Problem: Rewrite the data from the line with "Patent image size: (765, 1295)." to the line with "The support member 22 is at (130, 1060).", putting "front view" in place of "front elevation view" and leaving everything else unchanged.

Material:
++++++++++++++++++++
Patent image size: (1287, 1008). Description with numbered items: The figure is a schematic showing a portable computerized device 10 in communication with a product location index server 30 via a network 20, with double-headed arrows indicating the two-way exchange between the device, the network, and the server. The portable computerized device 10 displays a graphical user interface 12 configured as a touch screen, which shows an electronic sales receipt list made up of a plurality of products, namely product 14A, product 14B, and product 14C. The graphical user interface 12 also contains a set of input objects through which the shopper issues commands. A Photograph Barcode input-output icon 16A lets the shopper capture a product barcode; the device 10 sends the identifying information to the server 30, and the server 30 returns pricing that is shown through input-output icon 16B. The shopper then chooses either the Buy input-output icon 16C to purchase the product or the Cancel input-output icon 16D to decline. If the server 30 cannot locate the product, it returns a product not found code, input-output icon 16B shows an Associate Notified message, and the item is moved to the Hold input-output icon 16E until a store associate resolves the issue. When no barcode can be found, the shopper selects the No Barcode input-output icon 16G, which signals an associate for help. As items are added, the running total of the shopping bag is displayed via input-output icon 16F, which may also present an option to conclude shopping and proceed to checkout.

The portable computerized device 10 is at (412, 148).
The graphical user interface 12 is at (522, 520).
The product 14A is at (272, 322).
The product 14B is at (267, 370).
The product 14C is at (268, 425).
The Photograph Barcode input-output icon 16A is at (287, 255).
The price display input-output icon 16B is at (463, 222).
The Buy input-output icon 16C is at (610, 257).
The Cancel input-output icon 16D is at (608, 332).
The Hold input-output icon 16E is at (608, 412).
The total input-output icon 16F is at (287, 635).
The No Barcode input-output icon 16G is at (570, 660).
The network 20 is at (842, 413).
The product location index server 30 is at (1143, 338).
++++++++++++++++++++
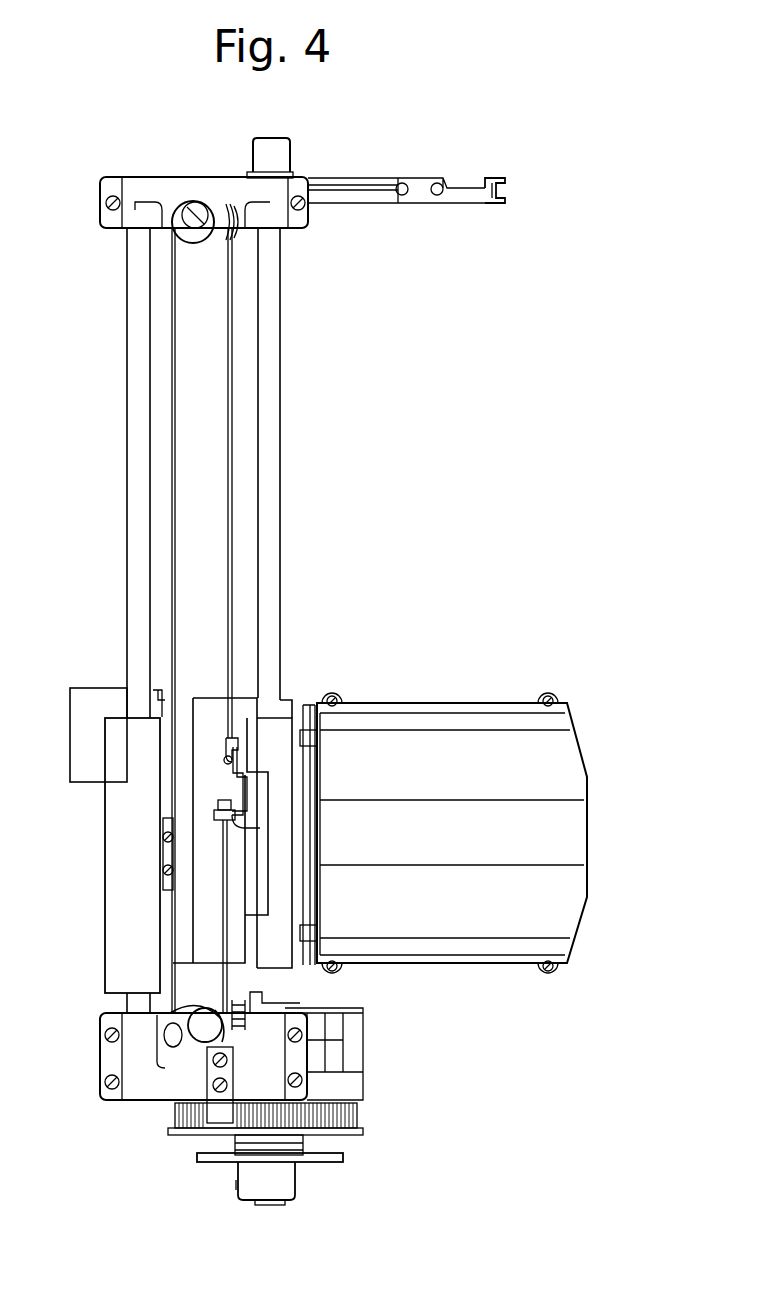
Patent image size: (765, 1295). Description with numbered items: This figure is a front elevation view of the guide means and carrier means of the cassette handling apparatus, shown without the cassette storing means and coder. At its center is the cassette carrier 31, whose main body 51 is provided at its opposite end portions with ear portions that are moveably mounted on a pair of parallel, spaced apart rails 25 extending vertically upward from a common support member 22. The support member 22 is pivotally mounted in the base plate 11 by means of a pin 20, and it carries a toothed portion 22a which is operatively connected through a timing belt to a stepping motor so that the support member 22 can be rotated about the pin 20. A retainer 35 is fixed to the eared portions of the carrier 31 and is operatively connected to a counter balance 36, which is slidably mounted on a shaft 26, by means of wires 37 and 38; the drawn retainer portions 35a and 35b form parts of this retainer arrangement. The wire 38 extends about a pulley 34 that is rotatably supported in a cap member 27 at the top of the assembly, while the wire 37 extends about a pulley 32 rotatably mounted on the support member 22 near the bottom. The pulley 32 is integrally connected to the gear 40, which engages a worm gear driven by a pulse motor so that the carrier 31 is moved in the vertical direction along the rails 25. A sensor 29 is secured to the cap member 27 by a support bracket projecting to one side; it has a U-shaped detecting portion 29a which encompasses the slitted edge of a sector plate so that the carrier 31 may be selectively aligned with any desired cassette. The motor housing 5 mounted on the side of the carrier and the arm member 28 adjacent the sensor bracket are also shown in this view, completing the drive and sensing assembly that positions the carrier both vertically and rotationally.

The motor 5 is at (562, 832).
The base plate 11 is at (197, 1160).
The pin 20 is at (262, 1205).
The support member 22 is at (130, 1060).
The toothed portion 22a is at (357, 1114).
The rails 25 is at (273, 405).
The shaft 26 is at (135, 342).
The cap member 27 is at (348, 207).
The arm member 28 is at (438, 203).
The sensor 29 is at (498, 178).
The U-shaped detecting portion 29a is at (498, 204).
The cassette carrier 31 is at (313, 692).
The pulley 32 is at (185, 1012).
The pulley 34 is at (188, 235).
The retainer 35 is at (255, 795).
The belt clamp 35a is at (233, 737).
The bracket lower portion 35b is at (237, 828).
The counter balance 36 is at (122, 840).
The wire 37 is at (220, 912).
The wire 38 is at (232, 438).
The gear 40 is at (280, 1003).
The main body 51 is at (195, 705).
++++++++++++++++++++
Solution:
Patent image size: (765, 1295). Description with numbered items: This figure is a front view of the guide means and carrier means of the cassette handling apparatus, shown without the cassette storing means and coder. At its center is the cassette carrier 31, whose main body 51 is provided at its opposite end portions with ear portions that are moveably mounted on a pair of parallel, spaced apart rails 25 extending vertically upward from a common support member 22. The support member 22 is pivotally mounted in the base plate 11 by means of a pin 20, and it carries a toothed portion 22a which is operatively connected through a timing belt to a stepping motor so that the support member 22 can be rotated about the pin 20. A retainer 35 is fixed to the eared portions of the carrier 31 and is operatively connected to a counter balance 36, which is slidably mounted on a shaft 26, by means of wires 37 and 38; the drawn retainer portions 35a and 35b form parts of this retainer arrangement. The wire 38 extends about a pulley 34 that is rotatably supported in a cap member 27 at the top of the assembly, while the wire 37 extends about a pulley 32 rotatably mounted on the support member 22 near the bottom. The pulley 32 is integrally connected to the gear 40, which engages a worm gear driven by a pulse motor so that the carrier 31 is moved in the vertical direction along the rails 25. A sensor 29 is secured to the cap member 27 by a support bracket projecting to one side; it has a U-shaped detecting portion 29a which encompasses the slitted edge of a sector plate so that the carrier 31 may be selectively aligned with any desired cassette. The motor housing 5 mounted on the side of the carrier and the arm member 28 adjacent the sensor bracket are also shown in this view, completing the drive and sensing assembly that positions the carrier both vertically and rotationally.

The motor 5 is at (562, 832).
The base plate 11 is at (197, 1160).
The pin 20 is at (262, 1205).
The support member 22 is at (130, 1060).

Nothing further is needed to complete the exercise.